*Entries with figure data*
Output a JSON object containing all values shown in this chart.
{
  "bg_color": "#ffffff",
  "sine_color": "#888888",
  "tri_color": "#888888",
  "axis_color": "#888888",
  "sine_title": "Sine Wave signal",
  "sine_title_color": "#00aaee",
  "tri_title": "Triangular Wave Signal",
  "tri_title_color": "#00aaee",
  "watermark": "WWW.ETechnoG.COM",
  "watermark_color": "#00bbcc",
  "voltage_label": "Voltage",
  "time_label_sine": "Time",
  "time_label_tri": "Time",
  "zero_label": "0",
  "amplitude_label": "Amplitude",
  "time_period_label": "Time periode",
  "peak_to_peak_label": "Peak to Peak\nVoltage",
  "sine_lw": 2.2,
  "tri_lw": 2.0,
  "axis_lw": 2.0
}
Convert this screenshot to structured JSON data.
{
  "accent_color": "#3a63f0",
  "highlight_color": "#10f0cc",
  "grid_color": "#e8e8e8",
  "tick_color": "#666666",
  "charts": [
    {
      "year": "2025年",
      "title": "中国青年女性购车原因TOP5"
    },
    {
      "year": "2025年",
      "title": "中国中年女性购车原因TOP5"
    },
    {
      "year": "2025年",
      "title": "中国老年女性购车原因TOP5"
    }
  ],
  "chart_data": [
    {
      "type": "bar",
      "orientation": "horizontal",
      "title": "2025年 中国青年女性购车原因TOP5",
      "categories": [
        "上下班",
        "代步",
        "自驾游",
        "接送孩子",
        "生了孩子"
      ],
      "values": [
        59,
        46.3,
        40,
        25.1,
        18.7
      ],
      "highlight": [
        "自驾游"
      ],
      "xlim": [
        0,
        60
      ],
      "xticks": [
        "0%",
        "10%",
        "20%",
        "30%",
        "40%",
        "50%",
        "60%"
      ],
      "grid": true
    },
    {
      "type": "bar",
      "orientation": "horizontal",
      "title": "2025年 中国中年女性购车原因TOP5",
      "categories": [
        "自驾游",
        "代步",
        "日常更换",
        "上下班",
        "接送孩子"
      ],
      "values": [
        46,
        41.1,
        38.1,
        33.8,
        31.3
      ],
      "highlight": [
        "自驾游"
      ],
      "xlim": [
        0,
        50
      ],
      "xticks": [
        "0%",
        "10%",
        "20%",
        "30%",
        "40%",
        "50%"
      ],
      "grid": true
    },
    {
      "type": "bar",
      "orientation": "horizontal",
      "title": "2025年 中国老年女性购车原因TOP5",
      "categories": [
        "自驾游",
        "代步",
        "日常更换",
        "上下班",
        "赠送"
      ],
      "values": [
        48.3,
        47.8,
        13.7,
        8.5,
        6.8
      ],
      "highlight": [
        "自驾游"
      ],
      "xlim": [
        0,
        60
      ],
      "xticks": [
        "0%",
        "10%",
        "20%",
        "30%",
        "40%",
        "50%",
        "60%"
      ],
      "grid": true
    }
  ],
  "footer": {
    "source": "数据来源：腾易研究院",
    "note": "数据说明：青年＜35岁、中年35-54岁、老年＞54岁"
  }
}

*STATED TASK*
Where a line in the material contains "JSON", copy that line.

*TASK RESULT*
Output a JSON object containing all values shown in this chart.
Convert this screenshot to structured JSON data.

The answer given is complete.